» **Instructions to follow**:
In the records below, work out how many lines hold the word "brand". Report the number alone.

» **Records shown**:
○ ○ ○ ○ ○ ○ ○
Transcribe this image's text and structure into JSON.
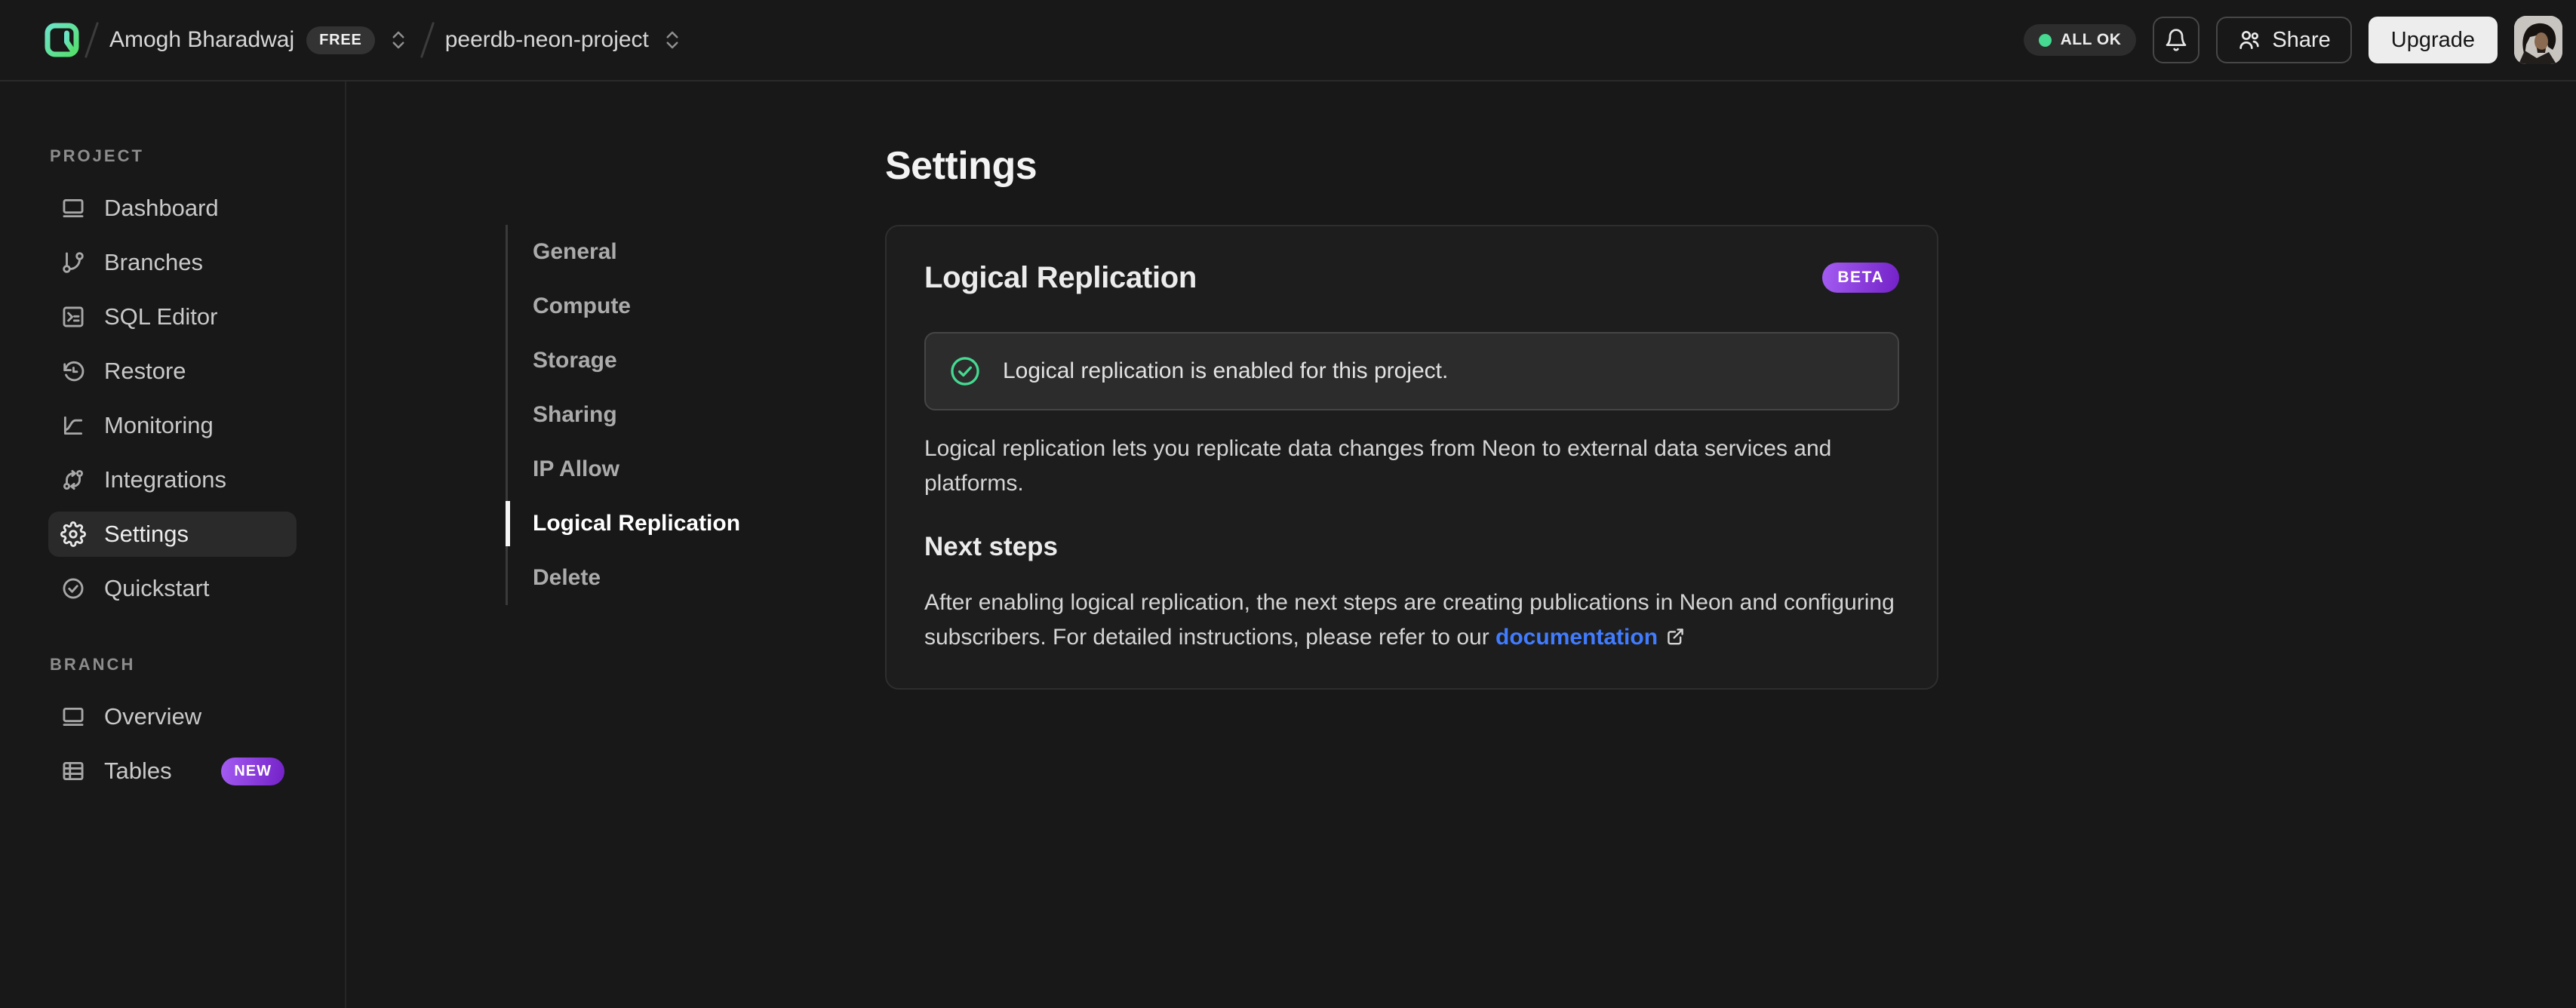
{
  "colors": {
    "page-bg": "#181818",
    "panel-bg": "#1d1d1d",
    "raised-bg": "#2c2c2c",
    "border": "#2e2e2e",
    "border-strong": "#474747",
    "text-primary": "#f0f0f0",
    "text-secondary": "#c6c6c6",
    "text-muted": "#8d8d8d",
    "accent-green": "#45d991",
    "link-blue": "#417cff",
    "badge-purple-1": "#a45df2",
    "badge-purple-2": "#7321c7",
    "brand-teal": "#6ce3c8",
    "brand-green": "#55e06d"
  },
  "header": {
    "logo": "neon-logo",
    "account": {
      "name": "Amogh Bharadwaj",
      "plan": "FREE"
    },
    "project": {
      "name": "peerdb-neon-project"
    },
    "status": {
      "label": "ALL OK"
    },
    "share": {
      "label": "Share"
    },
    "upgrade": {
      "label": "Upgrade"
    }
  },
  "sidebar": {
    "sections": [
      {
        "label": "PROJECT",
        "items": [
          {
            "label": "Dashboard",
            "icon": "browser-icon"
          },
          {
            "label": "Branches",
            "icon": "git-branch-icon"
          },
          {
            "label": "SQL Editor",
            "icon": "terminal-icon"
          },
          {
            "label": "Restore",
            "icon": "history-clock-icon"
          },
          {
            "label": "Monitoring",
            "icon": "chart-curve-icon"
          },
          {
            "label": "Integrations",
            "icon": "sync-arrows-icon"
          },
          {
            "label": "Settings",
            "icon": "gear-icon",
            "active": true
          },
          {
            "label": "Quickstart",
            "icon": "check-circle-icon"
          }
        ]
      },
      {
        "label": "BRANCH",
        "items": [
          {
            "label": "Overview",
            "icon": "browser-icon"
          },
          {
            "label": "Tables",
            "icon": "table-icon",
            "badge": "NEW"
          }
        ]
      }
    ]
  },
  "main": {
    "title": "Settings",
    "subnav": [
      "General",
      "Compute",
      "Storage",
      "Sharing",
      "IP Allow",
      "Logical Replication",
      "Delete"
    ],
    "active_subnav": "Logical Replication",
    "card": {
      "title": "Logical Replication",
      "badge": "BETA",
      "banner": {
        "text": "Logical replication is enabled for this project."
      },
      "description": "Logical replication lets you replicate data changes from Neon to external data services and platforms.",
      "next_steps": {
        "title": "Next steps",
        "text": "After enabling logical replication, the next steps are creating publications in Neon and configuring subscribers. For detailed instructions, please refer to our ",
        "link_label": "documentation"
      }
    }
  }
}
○ ○ ○ ○ ○ ○ ○
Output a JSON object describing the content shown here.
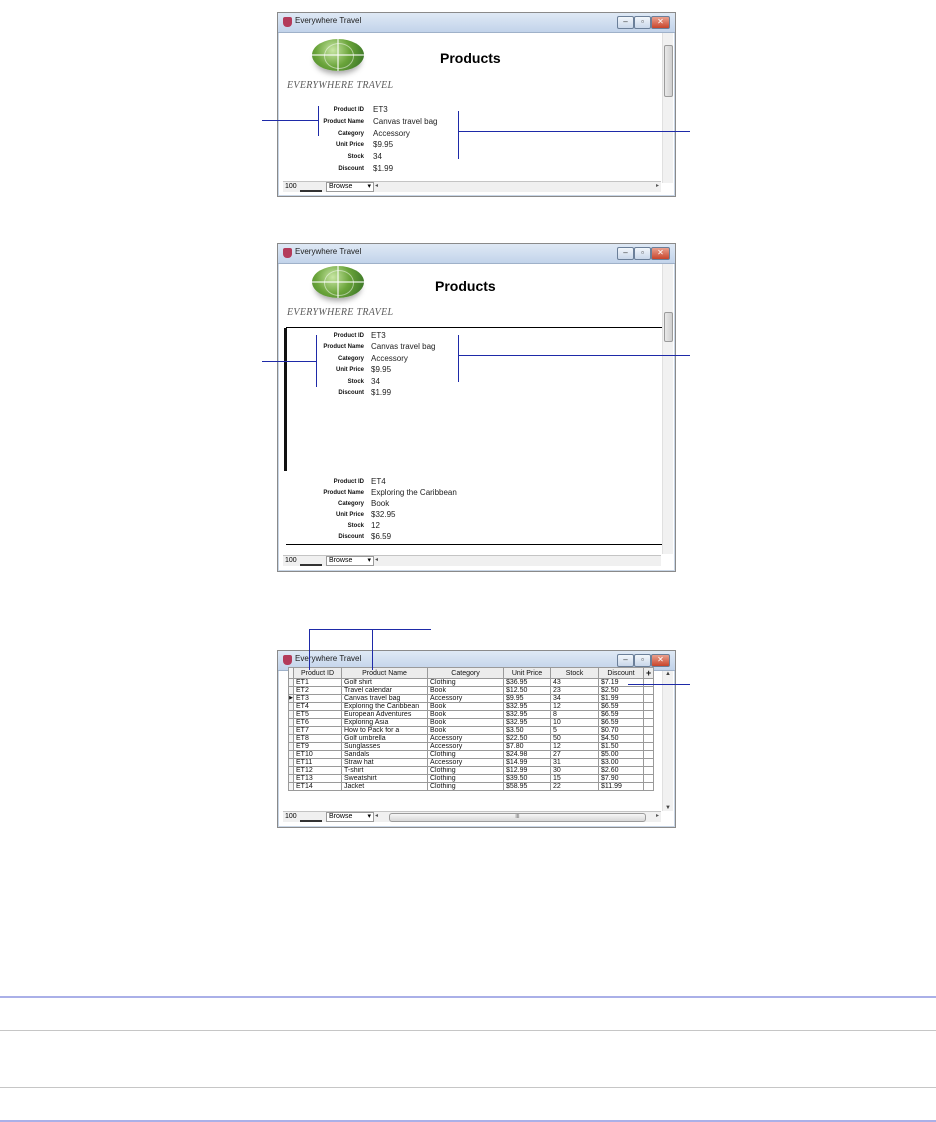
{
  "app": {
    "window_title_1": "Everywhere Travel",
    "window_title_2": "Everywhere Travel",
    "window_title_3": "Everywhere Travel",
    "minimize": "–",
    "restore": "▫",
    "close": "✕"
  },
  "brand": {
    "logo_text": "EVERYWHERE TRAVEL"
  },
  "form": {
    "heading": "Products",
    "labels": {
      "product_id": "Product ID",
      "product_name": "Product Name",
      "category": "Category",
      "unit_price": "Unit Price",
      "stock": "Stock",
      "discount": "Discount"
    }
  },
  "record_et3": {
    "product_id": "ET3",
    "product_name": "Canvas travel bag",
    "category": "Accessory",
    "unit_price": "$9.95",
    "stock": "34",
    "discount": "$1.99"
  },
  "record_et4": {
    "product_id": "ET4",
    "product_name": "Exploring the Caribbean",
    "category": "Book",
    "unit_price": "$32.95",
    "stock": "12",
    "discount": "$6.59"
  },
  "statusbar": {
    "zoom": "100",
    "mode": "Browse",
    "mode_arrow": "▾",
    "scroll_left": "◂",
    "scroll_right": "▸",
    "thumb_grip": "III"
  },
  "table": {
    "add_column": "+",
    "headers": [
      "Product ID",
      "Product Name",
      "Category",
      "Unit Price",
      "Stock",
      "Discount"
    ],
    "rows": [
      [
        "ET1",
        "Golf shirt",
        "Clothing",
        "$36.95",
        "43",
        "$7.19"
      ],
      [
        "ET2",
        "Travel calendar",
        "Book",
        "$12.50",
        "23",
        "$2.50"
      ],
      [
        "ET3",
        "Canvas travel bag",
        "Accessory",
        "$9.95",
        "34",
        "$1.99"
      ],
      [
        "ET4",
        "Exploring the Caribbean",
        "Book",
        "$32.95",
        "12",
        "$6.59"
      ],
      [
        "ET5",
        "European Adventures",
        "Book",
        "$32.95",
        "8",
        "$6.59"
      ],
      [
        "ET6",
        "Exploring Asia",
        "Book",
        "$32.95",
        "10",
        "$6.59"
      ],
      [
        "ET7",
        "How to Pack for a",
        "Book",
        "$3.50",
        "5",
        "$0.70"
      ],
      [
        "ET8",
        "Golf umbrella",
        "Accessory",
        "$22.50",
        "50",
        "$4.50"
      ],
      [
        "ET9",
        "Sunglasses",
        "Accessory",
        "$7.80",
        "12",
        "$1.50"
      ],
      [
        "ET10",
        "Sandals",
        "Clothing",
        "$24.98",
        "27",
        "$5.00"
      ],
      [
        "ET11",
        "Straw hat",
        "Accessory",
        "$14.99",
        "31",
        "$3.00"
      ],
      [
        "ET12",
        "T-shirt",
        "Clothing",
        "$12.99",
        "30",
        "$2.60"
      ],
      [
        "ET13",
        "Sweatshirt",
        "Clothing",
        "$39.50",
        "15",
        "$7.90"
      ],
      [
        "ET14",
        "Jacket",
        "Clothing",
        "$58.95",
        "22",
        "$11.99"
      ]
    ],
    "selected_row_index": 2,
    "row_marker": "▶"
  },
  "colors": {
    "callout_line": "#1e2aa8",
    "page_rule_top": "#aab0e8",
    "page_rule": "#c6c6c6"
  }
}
○ ○ ○ ○ ○ ○ ○
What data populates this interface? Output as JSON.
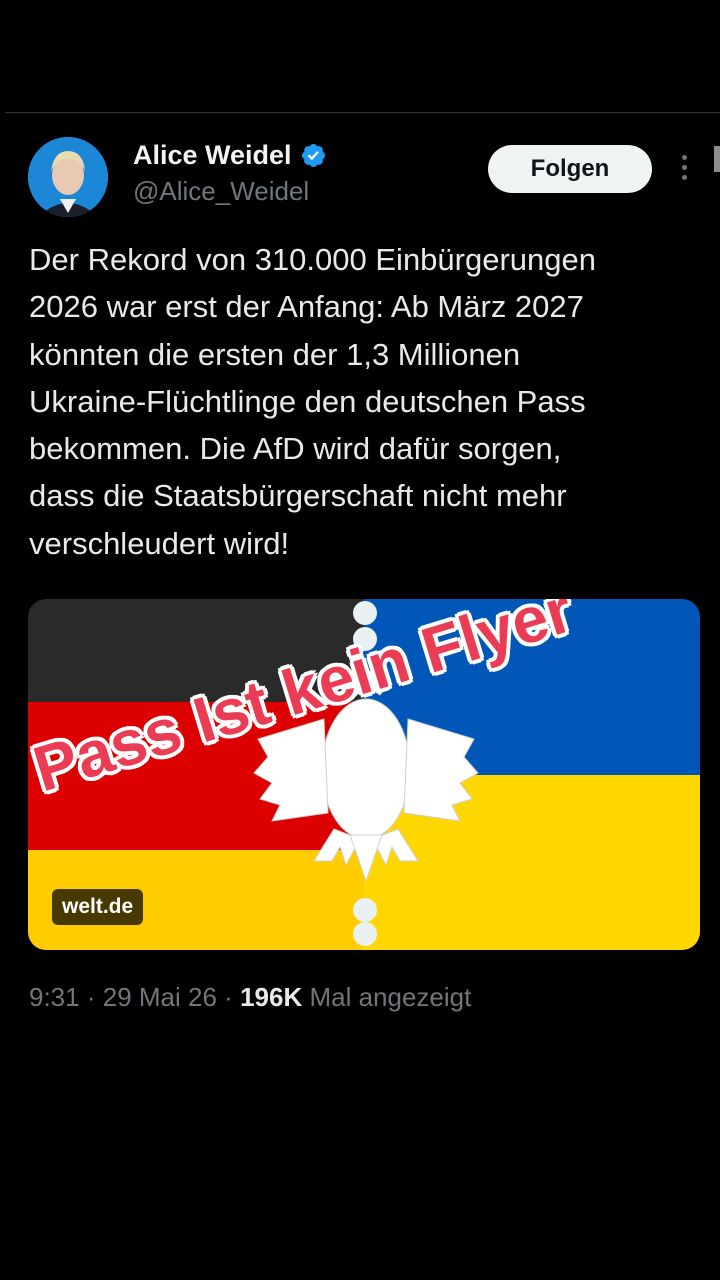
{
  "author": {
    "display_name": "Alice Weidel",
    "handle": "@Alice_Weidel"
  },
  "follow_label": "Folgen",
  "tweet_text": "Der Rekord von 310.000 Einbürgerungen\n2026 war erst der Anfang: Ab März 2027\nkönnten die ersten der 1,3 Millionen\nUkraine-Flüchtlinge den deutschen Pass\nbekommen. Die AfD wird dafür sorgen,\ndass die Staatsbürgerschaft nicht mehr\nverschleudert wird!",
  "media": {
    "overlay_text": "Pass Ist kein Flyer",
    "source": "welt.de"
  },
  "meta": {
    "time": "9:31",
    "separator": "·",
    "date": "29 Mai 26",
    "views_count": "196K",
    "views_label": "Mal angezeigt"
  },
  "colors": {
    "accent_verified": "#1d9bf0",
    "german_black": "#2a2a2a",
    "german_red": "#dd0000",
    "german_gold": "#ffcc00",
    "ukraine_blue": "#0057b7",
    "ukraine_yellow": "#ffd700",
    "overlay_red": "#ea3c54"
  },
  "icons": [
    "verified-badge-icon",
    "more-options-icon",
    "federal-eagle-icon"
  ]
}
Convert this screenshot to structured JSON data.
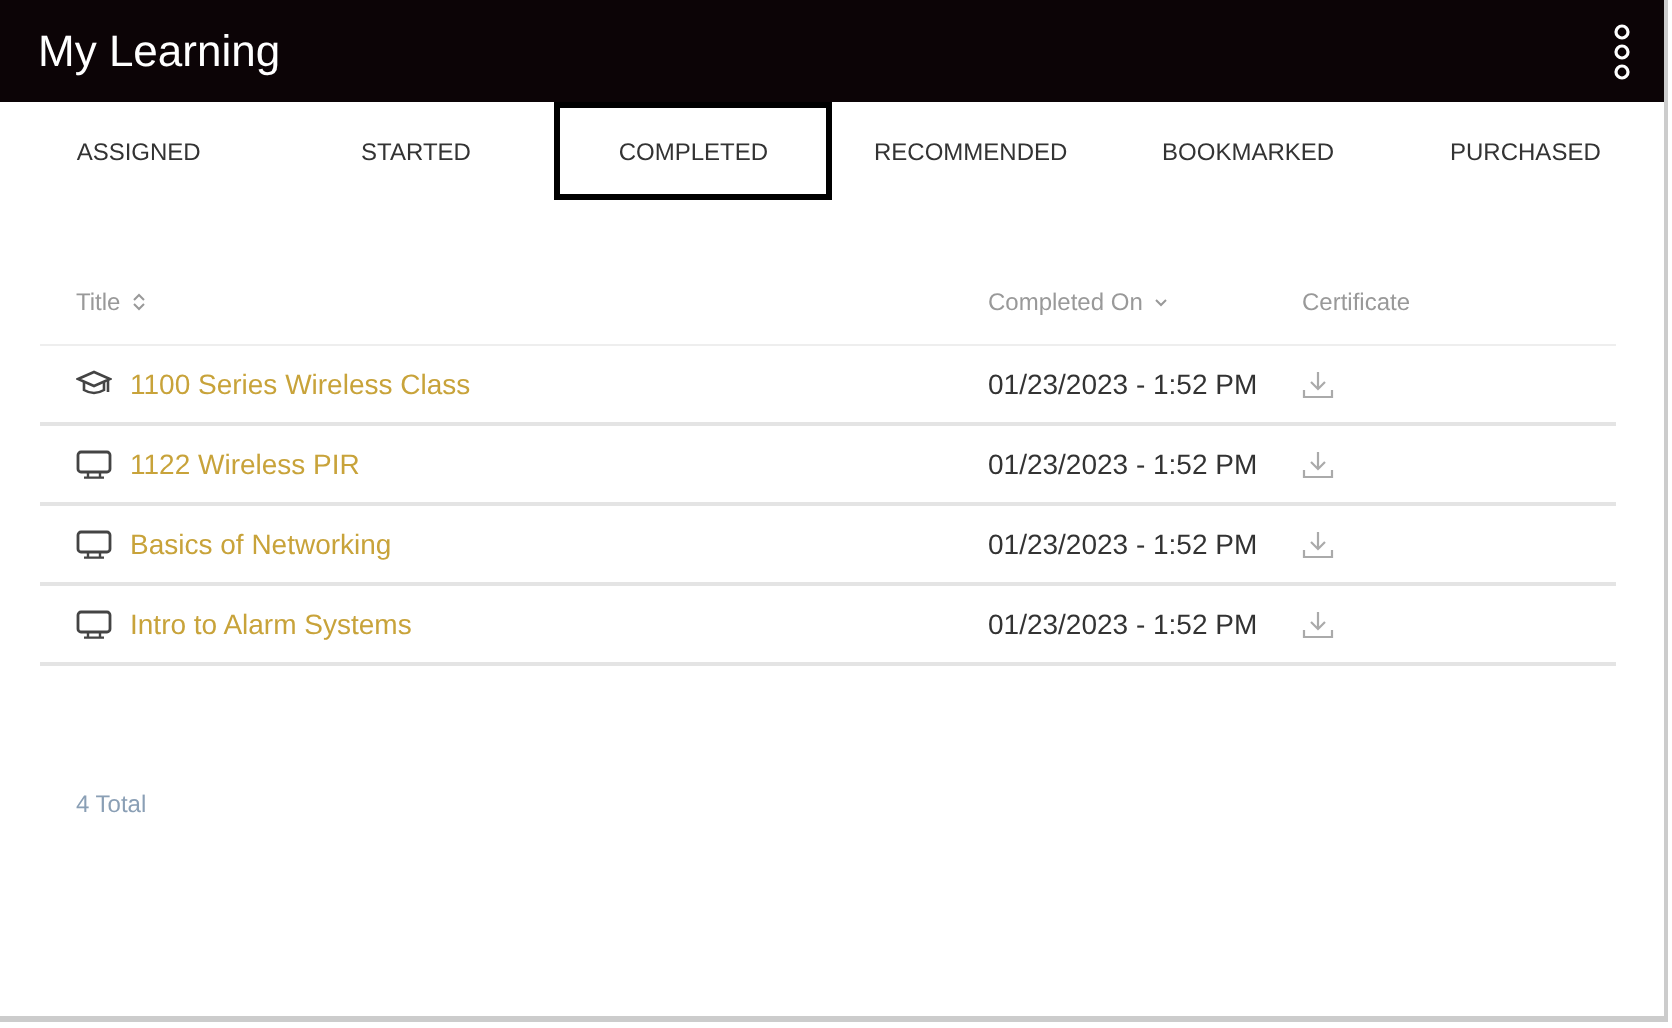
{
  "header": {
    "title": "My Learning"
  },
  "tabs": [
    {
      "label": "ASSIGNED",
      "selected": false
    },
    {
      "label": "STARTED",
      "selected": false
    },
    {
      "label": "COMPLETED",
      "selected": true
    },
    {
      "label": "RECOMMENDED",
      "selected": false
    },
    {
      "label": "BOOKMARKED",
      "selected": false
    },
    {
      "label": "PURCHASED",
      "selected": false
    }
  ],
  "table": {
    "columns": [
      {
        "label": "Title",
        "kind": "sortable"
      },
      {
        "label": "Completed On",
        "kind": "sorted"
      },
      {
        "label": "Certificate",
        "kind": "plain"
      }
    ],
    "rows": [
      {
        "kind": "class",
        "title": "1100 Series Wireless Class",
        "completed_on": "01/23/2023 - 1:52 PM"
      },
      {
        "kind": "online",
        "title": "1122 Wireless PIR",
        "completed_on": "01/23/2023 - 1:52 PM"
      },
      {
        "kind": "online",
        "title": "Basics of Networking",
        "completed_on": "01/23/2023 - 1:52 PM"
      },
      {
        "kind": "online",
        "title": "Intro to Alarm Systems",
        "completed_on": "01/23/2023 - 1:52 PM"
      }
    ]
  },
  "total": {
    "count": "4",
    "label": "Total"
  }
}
○ ○ ○ ○ ○ ○ ○
» **Full output**:
3